◆ WHAT YOU SHOULD DO ◆
Wherever the word "that" appears in the entries, copy the whole line.

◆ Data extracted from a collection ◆
++++++++++++++++++++

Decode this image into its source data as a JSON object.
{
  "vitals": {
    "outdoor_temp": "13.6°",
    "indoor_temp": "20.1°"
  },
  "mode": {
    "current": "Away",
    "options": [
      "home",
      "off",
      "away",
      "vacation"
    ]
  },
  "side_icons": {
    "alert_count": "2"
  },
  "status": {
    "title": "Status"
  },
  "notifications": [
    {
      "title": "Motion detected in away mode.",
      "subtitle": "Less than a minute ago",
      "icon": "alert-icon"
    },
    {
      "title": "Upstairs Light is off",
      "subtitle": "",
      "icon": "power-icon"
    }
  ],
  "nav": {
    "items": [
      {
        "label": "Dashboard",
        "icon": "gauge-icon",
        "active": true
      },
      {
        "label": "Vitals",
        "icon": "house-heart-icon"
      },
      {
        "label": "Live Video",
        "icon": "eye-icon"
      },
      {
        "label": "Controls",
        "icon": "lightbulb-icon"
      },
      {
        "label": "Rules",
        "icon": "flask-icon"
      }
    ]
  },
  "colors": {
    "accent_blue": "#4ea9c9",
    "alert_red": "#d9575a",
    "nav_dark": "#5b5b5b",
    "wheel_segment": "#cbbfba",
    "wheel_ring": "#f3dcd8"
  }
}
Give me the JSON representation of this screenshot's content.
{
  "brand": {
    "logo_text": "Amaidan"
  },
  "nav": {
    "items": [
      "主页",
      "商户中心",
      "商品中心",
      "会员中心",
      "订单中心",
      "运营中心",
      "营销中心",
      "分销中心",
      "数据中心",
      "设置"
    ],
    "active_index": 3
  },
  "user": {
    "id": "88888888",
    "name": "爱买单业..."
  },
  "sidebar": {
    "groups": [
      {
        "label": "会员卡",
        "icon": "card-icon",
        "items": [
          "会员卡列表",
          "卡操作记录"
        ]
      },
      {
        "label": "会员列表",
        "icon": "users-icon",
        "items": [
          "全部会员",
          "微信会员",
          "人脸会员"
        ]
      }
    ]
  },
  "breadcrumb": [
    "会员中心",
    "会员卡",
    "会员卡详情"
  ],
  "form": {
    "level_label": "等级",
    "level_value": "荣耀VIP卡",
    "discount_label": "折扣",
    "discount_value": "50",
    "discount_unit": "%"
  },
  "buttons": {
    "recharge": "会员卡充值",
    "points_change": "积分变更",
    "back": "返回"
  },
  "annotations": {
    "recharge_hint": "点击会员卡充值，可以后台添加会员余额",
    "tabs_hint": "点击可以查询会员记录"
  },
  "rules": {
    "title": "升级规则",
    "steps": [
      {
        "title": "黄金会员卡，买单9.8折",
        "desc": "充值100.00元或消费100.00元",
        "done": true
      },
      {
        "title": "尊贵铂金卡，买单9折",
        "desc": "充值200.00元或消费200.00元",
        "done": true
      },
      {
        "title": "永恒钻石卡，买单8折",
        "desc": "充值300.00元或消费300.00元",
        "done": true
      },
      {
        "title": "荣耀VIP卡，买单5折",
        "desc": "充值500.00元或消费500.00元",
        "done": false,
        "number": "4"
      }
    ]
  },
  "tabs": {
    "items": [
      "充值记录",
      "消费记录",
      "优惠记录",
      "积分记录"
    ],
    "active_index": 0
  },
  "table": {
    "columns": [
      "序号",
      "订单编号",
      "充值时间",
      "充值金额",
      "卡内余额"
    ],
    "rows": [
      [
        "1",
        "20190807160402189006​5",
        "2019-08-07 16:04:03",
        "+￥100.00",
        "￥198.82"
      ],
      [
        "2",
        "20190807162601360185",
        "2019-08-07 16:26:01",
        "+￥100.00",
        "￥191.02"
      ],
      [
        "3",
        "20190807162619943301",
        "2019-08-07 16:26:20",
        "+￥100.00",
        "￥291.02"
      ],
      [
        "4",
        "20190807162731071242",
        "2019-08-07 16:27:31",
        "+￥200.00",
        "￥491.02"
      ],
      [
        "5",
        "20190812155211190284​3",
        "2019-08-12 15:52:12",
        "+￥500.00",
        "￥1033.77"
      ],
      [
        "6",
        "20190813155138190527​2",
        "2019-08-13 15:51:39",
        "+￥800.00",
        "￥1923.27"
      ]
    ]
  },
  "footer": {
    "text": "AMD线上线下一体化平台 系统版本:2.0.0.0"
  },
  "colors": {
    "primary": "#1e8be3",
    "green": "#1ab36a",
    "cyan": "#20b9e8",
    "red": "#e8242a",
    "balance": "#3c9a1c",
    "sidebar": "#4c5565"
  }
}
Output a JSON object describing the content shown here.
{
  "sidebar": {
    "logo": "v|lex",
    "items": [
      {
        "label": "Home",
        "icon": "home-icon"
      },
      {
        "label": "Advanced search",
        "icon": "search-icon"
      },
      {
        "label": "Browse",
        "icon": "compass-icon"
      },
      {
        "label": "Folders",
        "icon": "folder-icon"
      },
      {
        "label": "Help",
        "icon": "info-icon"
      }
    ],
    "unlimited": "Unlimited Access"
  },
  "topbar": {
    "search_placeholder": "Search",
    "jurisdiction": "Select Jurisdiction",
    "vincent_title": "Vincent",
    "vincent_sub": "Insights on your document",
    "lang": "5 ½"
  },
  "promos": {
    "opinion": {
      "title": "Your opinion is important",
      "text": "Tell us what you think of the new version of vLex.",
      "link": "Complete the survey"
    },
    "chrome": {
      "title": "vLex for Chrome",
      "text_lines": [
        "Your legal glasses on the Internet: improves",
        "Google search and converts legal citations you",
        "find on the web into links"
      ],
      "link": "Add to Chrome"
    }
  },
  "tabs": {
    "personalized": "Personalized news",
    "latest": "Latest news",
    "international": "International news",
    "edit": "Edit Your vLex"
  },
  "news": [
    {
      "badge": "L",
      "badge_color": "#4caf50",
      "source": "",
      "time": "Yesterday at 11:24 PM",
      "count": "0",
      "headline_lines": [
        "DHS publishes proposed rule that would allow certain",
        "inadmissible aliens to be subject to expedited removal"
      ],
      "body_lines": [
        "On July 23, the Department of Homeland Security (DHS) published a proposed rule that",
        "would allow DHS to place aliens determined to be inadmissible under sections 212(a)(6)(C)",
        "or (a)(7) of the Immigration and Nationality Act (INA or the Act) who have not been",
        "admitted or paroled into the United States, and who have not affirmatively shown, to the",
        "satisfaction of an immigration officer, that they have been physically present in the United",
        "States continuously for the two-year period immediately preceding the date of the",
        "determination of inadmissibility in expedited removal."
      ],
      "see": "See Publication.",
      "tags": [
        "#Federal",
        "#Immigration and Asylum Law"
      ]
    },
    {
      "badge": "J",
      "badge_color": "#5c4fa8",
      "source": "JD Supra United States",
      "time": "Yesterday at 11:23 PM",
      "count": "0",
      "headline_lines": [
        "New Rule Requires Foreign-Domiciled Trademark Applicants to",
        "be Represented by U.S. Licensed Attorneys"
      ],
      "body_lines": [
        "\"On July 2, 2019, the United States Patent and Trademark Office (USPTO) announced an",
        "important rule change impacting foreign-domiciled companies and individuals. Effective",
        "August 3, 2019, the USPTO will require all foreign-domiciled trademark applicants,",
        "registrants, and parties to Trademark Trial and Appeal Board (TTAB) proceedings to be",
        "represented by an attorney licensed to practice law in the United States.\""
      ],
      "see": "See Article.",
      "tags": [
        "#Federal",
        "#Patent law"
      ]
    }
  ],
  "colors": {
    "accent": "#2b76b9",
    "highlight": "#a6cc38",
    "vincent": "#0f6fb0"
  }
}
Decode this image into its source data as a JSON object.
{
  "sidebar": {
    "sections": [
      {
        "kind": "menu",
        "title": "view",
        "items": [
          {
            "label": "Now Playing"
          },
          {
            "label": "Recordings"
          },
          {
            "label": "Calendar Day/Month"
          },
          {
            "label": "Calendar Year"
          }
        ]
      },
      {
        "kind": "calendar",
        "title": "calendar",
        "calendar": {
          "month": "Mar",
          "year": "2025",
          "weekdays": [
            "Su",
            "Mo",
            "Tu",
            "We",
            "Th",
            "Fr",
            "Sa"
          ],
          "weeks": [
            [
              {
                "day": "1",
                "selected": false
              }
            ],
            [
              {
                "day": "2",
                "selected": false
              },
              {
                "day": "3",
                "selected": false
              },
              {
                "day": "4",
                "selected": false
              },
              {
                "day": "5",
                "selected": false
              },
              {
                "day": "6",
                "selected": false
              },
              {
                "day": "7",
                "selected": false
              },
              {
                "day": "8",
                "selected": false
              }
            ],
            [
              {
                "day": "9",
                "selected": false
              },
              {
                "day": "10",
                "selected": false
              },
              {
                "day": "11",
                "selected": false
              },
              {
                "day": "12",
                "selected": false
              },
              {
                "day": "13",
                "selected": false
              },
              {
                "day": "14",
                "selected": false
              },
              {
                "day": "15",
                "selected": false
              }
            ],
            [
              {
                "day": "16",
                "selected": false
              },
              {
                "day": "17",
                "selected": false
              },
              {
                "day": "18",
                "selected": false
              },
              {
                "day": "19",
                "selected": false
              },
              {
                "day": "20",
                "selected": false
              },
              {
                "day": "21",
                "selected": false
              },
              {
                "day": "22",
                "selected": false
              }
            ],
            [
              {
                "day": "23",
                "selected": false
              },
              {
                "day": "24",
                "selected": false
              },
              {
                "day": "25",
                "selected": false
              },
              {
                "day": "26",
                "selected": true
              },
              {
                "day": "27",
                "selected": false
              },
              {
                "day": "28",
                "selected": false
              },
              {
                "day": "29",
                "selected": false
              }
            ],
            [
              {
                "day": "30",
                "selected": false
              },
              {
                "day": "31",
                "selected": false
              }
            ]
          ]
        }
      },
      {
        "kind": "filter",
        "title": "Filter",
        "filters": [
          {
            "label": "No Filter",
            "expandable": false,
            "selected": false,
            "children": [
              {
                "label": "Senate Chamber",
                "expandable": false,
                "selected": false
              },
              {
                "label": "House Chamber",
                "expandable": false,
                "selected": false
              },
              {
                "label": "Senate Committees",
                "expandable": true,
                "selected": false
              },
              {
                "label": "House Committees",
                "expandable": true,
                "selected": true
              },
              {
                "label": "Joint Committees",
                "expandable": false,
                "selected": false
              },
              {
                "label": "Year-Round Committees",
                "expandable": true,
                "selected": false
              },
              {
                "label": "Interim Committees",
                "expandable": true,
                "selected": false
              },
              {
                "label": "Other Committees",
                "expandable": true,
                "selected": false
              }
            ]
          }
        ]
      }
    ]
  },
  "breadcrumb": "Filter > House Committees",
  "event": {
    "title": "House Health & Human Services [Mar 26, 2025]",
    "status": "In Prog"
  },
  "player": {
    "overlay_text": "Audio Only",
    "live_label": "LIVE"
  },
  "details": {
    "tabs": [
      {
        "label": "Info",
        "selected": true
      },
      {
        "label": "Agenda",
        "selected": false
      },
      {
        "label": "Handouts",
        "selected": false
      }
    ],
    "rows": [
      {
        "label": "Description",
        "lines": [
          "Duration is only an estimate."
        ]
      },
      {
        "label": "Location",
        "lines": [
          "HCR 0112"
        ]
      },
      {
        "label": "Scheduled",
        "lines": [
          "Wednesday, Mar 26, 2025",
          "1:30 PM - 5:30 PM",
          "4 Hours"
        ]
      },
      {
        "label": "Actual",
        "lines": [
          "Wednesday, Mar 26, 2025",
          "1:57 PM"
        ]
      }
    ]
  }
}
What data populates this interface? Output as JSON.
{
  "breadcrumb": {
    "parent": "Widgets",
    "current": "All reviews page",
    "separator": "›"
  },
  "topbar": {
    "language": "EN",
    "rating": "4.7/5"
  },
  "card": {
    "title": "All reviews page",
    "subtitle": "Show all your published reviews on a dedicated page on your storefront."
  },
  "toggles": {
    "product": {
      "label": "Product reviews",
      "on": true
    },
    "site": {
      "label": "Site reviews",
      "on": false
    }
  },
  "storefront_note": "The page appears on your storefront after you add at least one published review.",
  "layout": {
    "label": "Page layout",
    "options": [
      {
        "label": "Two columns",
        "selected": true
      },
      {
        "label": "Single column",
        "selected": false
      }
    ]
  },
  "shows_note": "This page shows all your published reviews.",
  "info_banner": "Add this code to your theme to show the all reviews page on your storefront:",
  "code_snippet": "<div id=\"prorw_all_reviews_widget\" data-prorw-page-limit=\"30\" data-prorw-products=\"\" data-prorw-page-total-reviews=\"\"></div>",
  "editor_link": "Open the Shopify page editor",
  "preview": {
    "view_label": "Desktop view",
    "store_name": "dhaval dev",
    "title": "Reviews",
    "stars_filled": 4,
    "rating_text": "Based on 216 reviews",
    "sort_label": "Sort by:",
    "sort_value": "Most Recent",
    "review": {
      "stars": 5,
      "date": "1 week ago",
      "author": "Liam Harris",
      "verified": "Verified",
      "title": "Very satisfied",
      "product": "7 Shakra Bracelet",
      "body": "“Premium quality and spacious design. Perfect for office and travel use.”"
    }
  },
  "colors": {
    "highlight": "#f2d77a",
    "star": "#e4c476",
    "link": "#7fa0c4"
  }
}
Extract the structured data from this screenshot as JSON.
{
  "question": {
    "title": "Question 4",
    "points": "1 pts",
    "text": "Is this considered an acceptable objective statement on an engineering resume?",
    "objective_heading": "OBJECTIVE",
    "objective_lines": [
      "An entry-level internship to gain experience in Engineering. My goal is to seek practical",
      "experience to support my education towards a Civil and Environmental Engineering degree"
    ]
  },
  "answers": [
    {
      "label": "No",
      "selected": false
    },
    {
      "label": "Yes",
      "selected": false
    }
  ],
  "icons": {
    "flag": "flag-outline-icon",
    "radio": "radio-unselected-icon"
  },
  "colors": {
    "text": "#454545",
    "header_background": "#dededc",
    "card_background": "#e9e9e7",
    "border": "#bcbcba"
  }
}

++++++++++++++++++++

◆ EXERCISE RESPONSE ◆
        "DHS publishes proposed rule that would allow certain",
        "On July 23, the Department of Homeland Security (DHS) published a proposed rule that",
        "satisfaction of an immigration officer, that they have been physically present in the United",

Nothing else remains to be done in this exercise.